** start **
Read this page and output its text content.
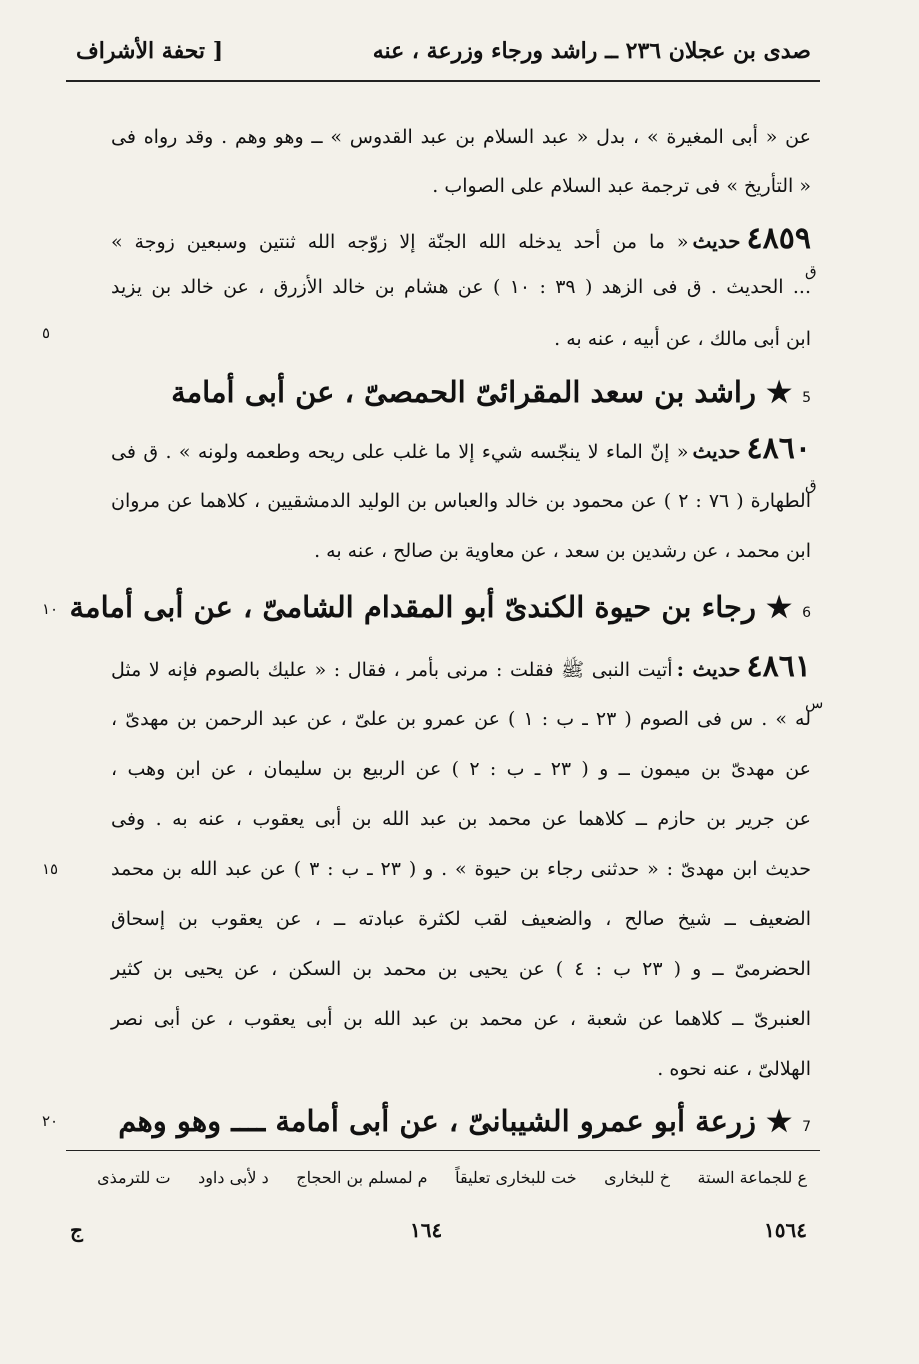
صدى بن عجلان ٢٣٦ ــ راشد ورجاء وزرعة ، عنه
[ تحفة الأشراف
عن « أبى المغيرة » ، بدل « عبد السلام بن عبد القدوس » ــ وهو وهم . وقد رواه فى
« التأريخ » فى ترجمة عبد السلام على الصواب .
٤٨٥٩حديث« ما من أحد يدخله الله الجنّة إلا زوّجه الله ثنتين وسبعين زوجة »
ق
... الحديث . ق فى الزهد ( ٣٩ : ١٠ ) عن هشام بن خالد الأزرق ، عن خالد بن يزيد
ابن أبى مالك ، عن أبيه ، عنه به .
٥
5★ راشد بن سعد المقرائىّ الحمصىّ ، عن أبى أمامة
٤٨٦٠حديث« إنّ الماء لا ينجّسه شيء إلا ما غلب على ريحه وطعمه ولونه » . ق فى
ق
الطهارة ( ٧٦ : ٢ ) عن محمود بن خالد والعباس بن الوليد الدمشقيين ، كلاهما عن مروان
ابن محمد ، عن رشدين بن سعد ، عن معاوية بن صالح ، عنه به .
6★ رجاء بن حيوة الكندىّ أبو المقدام الشامىّ ، عن أبى أمامة
١٠
٤٨٦١حديث :أتيت النبى ﷺ فقلت : مرنى بأمر ، فقال : « عليك بالصوم فإنه لا مثل
س
له » . س فى الصوم ( ٢٣ ـ ب : ١ ) عن عمرو بن علىّ ، عن عبد الرحمن بن مهدىّ ،
عن مهدىّ بن ميمون ــ و ( ٢٣ ـ ب : ٢ ) عن الربيع بن سليمان ، عن ابن وهب ،
عن جرير بن حازم ــ كلاهما عن محمد بن عبد الله بن أبى يعقوب ، عنه به . وفى
حديث ابن مهدىّ : « حدثنى رجاء بن حيوة » . و ( ٢٣ ـ ب : ٣ ) عن عبد الله بن محمد
١٥
الضعيف ــ شيخ صالح ، والضعيف لقب لكثرة عبادته ــ ، عن يعقوب بن إسحاق
الحضرمىّ ــ و ( ٢٣ ب : ٤ ) عن يحيى بن محمد بن السكن ، عن يحيى بن كثير
العنبرىّ ــ كلاهما عن شعبة ، عن محمد بن عبد الله بن أبى يعقوب ، عن أبى نصر
الهلالىّ ، عنه نحوه .
7★ زرعة أبو عمرو الشيبانىّ ، عن أبى أمامة ــــ وهو وهم
٢٠
ع للجماعة الستة
خ للبخارى
خت للبخارى تعليقاً
م لمسلم بن الحجاج
د لأبى داود
ت للترمذى
١٥٦٤
١٦٤
ج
** end **
### TASK INSTRUCTIONS:
Only lines with the string "عمرو" belong in your answer; copy each one.

### SOLUTION BELOW:
له » . س فى الصوم ( ٢٣ ـ ب : ١ ) عن عمرو بن علىّ ، عن عبد الرحمن بن مهدىّ ،
7★ زرعة أبو عمرو الشيبانىّ ، عن أبى أمامة ــــ وهو وهم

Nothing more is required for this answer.